+++ Dataset
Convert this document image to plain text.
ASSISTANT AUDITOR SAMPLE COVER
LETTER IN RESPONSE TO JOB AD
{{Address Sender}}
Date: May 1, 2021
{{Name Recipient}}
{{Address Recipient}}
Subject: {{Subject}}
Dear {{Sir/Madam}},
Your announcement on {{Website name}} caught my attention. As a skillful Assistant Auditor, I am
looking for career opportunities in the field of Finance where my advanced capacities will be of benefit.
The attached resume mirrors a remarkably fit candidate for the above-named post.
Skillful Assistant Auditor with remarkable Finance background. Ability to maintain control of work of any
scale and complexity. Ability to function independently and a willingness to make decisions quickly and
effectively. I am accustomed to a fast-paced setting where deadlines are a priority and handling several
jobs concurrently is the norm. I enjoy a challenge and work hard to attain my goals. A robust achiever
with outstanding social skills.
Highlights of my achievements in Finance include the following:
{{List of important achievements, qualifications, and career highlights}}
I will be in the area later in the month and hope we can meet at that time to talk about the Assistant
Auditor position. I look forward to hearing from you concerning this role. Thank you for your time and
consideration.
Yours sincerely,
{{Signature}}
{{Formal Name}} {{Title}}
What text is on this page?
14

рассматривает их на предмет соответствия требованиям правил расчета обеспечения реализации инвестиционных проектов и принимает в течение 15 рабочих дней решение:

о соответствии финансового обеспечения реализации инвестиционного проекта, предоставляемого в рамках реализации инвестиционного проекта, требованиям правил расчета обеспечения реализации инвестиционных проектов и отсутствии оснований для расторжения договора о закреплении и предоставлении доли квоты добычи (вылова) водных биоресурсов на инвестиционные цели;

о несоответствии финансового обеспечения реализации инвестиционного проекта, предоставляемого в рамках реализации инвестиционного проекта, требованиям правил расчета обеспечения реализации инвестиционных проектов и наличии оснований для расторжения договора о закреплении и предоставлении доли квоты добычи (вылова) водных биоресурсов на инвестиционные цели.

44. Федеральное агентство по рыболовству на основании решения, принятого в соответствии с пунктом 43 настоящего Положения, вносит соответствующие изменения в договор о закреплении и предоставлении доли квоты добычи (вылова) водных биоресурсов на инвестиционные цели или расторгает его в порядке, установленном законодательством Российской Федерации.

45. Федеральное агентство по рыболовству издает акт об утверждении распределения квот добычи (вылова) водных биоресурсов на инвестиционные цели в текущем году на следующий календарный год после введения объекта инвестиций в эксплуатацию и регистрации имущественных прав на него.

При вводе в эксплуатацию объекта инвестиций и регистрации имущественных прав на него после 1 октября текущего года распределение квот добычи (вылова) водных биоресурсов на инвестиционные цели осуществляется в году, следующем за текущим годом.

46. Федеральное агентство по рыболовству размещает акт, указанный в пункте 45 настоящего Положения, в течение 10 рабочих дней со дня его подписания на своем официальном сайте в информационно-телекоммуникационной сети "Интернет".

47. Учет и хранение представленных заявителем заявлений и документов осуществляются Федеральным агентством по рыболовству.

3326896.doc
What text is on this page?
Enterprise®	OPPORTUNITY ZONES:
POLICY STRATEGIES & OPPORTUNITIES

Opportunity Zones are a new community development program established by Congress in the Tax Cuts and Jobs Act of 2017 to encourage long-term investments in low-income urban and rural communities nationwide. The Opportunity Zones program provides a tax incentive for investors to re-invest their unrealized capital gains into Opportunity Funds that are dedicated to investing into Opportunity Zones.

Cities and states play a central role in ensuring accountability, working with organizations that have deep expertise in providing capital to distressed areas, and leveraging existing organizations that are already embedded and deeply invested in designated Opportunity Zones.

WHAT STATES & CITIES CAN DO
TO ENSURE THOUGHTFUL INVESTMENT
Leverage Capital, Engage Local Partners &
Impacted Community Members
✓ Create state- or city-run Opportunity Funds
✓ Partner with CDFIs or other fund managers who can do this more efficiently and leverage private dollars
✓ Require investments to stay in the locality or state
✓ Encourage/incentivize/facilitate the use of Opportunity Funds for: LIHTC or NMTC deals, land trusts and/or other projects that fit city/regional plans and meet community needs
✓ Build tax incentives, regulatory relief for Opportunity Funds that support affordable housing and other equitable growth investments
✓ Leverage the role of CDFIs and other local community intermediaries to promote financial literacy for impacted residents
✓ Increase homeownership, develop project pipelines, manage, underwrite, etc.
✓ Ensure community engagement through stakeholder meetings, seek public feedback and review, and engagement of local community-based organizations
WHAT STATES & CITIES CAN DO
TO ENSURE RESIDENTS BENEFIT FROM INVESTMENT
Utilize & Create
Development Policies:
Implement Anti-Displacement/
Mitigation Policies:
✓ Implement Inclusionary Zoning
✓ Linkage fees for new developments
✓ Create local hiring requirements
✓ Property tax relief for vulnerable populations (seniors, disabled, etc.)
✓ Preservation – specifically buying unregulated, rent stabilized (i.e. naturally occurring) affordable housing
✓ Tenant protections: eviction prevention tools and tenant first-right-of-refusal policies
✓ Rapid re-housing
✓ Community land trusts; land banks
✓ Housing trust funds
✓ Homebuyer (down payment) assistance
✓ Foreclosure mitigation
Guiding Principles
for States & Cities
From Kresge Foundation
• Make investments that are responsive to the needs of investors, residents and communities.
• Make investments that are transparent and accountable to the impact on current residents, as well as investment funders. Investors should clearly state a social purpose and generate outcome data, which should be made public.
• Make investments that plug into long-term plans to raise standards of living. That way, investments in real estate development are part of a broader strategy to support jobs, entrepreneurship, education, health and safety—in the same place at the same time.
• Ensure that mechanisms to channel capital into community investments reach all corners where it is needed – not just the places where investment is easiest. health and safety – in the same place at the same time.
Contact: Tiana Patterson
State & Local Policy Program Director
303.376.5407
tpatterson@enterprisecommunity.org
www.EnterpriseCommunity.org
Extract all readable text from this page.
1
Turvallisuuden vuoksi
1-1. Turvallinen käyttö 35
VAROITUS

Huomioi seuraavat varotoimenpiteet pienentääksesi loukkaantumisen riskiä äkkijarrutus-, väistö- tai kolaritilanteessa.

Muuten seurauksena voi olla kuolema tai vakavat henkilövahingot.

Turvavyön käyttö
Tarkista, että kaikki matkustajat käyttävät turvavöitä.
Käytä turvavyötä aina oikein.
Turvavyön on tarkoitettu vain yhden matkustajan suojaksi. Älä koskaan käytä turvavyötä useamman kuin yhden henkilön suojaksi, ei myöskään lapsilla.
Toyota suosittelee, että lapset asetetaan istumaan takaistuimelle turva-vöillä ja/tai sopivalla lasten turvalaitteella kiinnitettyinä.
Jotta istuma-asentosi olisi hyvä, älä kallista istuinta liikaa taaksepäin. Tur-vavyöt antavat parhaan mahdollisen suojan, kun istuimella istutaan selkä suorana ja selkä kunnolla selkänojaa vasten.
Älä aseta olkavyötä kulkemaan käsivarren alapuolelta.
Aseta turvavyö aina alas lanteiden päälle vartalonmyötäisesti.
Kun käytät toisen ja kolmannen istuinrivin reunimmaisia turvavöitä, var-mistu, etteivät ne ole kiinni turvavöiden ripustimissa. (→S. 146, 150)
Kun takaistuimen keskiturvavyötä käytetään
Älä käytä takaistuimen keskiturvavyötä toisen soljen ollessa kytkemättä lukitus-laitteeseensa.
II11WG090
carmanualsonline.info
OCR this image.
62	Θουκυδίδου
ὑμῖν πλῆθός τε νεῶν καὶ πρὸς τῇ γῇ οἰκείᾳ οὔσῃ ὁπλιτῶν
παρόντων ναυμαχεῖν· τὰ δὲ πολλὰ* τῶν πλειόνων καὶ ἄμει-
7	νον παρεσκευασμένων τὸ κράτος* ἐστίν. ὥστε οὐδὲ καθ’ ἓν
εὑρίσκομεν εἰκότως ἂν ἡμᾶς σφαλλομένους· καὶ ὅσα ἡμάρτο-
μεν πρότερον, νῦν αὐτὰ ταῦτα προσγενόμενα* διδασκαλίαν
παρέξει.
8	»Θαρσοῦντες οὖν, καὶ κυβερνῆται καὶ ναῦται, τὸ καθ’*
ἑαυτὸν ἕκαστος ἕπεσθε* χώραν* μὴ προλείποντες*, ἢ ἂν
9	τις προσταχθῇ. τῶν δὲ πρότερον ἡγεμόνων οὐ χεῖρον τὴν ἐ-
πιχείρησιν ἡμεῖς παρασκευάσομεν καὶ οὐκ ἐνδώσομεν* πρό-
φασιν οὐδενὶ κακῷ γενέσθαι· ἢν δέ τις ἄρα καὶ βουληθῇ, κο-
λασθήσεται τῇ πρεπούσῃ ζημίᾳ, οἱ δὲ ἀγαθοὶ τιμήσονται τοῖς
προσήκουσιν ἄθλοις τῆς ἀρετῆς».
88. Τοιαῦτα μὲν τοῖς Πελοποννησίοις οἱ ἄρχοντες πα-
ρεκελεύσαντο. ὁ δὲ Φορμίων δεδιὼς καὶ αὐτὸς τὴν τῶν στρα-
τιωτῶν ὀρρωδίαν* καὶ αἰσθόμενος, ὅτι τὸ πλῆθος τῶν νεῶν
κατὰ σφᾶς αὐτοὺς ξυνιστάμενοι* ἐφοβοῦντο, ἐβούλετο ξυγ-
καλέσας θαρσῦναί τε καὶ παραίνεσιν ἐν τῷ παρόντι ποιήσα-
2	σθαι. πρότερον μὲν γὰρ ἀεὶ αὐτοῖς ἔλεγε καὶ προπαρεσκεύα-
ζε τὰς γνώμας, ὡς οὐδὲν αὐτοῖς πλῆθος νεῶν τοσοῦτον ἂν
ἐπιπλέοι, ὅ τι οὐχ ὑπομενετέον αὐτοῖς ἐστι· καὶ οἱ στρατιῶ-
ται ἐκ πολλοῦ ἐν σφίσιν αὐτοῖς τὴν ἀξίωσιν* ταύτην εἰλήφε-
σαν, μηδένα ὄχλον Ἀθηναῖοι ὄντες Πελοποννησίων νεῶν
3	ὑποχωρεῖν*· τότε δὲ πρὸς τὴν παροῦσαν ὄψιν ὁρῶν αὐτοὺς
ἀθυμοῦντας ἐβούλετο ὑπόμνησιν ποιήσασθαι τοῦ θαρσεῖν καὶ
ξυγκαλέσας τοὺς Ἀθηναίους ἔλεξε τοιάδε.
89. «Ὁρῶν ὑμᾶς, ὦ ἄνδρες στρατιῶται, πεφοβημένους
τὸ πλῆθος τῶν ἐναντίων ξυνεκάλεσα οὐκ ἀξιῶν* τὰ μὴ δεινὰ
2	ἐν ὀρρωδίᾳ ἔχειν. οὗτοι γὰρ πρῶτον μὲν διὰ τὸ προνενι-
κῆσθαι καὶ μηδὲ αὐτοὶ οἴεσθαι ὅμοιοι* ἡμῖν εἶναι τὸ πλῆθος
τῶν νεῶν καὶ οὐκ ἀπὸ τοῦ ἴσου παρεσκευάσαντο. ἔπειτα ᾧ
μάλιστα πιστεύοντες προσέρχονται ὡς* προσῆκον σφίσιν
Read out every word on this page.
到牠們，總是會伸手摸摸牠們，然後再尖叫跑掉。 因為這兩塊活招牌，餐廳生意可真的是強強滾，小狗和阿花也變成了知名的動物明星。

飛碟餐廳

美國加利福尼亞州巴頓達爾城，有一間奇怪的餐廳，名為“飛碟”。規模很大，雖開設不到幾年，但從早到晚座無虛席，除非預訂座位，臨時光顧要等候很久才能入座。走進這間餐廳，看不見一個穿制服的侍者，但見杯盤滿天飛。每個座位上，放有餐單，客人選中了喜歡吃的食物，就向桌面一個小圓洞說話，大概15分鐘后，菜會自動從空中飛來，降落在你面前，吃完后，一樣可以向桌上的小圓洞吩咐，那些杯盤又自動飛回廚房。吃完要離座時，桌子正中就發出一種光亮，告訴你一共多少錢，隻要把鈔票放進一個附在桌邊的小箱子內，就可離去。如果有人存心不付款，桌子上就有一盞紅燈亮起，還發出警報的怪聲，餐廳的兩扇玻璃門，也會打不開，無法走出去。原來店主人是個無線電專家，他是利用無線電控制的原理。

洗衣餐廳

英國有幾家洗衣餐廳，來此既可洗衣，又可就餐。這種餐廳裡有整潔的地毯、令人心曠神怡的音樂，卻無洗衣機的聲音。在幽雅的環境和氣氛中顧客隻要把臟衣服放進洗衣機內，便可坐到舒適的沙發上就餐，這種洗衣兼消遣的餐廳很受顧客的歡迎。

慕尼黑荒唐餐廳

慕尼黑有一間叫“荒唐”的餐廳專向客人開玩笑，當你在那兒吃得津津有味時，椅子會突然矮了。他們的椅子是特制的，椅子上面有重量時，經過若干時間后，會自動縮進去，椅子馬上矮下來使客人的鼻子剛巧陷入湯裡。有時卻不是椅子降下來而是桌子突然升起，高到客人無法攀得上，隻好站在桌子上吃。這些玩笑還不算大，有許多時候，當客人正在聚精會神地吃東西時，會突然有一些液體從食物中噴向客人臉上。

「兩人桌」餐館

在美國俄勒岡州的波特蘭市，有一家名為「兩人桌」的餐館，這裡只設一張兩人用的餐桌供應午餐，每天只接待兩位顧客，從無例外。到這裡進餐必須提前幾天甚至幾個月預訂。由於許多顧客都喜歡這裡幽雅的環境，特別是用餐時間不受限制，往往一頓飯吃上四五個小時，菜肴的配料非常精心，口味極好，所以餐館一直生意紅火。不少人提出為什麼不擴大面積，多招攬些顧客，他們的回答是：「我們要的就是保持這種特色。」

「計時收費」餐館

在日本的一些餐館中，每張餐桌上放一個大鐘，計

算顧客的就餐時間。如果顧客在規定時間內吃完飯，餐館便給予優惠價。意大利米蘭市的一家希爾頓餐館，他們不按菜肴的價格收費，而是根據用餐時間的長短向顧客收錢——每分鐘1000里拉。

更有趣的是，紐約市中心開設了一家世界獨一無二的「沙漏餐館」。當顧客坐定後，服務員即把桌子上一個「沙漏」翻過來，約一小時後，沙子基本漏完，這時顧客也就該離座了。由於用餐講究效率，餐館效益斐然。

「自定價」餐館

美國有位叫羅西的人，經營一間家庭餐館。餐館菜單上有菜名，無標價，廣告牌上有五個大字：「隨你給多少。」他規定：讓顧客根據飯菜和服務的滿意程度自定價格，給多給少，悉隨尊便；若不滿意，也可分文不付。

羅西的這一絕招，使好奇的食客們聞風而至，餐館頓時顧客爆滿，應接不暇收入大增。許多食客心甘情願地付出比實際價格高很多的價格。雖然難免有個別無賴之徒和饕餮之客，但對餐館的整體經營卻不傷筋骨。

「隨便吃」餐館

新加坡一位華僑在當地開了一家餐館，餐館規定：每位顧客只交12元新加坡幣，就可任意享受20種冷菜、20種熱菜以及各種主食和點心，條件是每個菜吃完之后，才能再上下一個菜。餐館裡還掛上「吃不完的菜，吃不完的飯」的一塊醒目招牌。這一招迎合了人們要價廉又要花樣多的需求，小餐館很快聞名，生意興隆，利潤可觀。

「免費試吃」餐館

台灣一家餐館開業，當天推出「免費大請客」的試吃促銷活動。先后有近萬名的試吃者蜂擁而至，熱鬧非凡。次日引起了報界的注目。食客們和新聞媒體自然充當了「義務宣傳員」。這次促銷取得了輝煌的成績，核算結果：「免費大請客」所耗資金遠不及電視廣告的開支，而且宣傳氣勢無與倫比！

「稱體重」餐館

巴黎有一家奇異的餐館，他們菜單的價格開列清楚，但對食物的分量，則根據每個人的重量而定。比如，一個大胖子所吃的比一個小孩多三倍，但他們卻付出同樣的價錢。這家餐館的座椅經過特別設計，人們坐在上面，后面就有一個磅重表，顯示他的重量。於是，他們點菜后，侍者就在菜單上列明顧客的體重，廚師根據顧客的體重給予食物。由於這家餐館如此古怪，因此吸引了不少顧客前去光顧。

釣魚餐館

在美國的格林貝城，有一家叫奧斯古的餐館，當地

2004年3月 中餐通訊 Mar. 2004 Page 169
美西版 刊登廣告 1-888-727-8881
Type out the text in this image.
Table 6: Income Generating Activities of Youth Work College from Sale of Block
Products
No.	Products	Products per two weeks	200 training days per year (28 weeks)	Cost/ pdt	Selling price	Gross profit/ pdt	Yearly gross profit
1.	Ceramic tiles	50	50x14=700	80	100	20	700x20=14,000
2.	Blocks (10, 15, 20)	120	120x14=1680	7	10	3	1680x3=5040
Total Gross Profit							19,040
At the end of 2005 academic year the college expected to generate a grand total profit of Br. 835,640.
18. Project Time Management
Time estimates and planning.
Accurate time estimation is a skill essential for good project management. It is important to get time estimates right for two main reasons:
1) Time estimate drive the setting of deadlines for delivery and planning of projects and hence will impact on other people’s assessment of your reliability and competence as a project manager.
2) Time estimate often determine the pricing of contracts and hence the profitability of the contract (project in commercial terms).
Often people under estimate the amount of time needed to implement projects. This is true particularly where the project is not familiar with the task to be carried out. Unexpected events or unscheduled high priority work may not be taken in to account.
++++++
Written task »
Check each line above for the string "доли" and show the ones that have it.

Result »
о соответствии финансового обеспечения реализации инвестиционного проекта, предоставляемого в рамках реализации инвестиционного проекта, требованиям правил расчета обеспечения реализации инвестиционных проектов и отсутствии оснований для расторжения договора о закреплении и предоставлении доли квоты добычи (вылова) водных биоресурсов на инвестиционные цели;
о несоответствии финансового обеспечения реализации инвестиционного проекта, предоставляемого в рамках реализации инвестиционного проекта, требованиям правил расчета обеспечения реализации инвестиционных проектов и наличии оснований для расторжения договора о закреплении и предоставлении доли квоты добычи (вылова) водных биоресурсов на инвестиционные цели.
44. Федеральное агентство по рыболовству на основании решения, принятого в соответствии с пунктом 43 настоящего Положения, вносит соответствующие изменения в договор о закреплении и предоставлении доли квоты добычи (вылова) водных биоресурсов на инвестиционные цели или расторгает его в порядке, установленном законодательством Российской Федерации.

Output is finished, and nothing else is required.